— begin —

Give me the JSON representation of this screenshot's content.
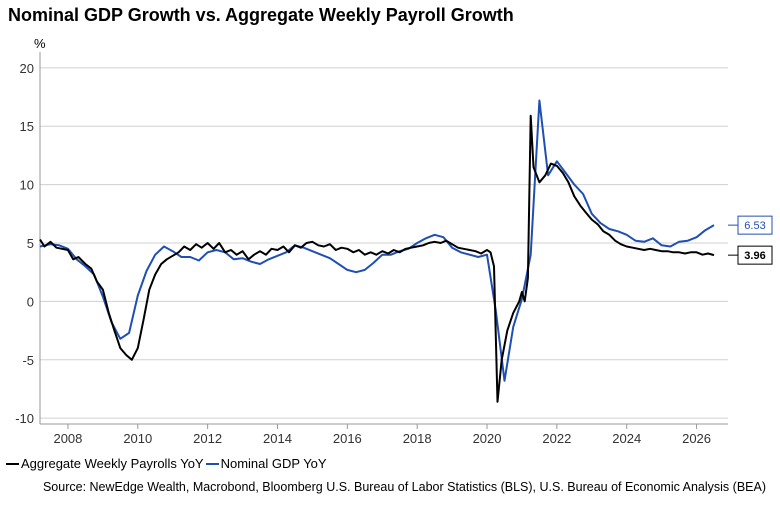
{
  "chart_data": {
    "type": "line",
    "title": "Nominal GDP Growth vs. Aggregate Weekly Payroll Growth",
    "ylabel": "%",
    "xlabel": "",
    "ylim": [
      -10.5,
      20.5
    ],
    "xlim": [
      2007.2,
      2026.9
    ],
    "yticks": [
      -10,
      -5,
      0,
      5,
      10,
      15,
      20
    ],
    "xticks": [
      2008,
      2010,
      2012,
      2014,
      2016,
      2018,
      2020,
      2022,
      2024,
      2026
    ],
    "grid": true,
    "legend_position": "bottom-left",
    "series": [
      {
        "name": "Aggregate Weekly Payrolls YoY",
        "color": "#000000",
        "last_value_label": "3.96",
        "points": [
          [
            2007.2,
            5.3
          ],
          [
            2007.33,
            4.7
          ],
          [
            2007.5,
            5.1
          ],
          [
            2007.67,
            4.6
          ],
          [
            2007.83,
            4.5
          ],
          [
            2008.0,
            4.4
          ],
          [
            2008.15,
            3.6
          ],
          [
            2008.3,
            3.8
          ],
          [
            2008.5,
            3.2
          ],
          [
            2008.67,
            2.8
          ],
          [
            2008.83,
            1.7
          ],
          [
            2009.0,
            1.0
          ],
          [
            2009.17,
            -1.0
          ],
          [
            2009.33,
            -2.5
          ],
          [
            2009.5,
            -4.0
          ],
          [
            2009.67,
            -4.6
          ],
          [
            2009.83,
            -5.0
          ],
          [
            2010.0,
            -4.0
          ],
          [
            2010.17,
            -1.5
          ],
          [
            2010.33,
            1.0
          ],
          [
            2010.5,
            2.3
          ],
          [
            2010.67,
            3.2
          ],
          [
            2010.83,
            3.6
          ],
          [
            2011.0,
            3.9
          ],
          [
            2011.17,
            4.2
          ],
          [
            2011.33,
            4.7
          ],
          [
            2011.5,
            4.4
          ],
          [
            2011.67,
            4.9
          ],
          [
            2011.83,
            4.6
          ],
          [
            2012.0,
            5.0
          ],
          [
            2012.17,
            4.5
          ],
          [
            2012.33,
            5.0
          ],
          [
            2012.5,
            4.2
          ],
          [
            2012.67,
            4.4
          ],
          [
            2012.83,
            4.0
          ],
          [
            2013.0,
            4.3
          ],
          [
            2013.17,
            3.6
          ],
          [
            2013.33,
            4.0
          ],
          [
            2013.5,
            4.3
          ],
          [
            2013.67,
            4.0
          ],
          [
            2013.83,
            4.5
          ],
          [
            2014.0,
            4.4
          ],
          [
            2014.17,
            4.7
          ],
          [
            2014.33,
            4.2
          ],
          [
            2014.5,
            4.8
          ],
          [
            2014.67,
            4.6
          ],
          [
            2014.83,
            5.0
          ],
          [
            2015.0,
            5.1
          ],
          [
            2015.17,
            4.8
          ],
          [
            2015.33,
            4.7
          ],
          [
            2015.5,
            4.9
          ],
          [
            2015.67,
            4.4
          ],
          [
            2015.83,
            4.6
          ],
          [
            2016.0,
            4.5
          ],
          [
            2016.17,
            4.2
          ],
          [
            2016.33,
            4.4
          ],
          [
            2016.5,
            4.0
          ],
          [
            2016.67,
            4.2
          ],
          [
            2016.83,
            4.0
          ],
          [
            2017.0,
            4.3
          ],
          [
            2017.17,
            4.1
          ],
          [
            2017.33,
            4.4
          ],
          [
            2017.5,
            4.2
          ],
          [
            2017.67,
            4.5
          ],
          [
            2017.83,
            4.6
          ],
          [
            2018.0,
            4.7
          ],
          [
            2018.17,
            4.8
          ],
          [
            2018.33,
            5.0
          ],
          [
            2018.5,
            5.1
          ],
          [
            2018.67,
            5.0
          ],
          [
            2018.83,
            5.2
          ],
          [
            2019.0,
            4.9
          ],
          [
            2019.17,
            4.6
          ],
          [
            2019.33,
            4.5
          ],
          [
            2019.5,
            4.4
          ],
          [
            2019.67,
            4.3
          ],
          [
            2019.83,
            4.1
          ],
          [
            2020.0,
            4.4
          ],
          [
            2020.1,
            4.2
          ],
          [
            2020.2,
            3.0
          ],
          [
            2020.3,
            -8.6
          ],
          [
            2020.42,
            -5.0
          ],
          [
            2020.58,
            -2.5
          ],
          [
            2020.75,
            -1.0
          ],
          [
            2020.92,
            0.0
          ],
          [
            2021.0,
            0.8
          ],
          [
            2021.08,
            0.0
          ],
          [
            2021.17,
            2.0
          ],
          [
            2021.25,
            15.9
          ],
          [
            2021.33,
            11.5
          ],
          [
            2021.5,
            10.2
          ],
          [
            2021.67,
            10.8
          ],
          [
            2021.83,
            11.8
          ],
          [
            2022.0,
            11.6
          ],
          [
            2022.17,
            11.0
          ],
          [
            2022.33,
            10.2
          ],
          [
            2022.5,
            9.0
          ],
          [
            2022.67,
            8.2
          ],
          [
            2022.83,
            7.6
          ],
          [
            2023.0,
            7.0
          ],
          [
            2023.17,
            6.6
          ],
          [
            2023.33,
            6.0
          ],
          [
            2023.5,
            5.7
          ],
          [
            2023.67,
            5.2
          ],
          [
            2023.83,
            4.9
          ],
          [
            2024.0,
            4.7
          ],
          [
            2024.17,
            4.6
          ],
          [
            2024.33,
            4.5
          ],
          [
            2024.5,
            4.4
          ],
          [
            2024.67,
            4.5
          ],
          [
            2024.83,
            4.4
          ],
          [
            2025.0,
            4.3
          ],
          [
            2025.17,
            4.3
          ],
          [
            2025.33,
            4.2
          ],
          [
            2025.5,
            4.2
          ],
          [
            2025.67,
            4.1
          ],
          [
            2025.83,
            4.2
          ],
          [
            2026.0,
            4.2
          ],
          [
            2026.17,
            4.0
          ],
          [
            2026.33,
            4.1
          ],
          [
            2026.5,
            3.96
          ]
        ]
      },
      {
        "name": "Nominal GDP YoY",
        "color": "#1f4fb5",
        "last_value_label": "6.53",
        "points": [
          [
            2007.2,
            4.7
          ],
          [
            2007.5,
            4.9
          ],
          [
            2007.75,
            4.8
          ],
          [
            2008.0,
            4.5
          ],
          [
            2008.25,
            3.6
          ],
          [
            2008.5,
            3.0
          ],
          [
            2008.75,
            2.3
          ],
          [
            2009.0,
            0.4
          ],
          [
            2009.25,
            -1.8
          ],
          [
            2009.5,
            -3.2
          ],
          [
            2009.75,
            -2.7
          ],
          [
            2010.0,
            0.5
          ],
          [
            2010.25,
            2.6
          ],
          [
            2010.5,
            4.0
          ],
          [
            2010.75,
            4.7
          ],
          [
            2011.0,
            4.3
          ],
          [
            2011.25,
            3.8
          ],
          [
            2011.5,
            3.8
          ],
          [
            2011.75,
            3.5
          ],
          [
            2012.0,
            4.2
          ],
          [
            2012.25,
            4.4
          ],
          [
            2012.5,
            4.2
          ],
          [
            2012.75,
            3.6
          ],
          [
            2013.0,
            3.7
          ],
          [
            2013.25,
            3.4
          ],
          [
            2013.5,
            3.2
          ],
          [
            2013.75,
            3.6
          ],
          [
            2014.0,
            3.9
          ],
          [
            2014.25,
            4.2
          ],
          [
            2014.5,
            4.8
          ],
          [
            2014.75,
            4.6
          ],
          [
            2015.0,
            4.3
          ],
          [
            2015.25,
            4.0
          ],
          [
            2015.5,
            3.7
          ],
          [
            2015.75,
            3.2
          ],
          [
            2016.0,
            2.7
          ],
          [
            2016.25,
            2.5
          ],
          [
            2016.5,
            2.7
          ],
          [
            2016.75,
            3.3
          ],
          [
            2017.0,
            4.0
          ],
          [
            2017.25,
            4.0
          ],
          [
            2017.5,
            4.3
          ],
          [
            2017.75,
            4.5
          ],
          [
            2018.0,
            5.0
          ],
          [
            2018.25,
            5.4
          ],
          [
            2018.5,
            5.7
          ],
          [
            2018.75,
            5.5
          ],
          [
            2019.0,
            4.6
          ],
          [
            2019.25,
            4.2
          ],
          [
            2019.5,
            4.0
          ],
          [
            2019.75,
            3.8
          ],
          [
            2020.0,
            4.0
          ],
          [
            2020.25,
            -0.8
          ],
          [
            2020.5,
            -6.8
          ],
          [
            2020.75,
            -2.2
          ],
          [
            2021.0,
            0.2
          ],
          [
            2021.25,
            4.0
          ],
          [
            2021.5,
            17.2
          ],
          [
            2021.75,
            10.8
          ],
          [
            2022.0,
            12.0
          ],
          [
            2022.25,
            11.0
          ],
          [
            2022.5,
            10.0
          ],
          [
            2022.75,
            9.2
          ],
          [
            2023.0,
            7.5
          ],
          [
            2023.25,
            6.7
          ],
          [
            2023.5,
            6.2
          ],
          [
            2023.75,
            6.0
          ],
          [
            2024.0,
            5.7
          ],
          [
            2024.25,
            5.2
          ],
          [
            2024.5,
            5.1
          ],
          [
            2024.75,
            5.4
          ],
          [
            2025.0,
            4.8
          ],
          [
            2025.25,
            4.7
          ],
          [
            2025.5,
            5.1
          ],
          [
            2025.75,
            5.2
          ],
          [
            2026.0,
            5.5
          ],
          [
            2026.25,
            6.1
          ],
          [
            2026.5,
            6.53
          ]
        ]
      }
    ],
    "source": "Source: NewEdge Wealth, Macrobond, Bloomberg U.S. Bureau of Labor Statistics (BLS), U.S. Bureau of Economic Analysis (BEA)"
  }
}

— end —

Show every line of the listing in which the string "Nominal" can be found.

    "title": "Nominal GDP Growth vs. Aggregate Weekly Payroll Growth",
        "name": "Nominal GDP YoY",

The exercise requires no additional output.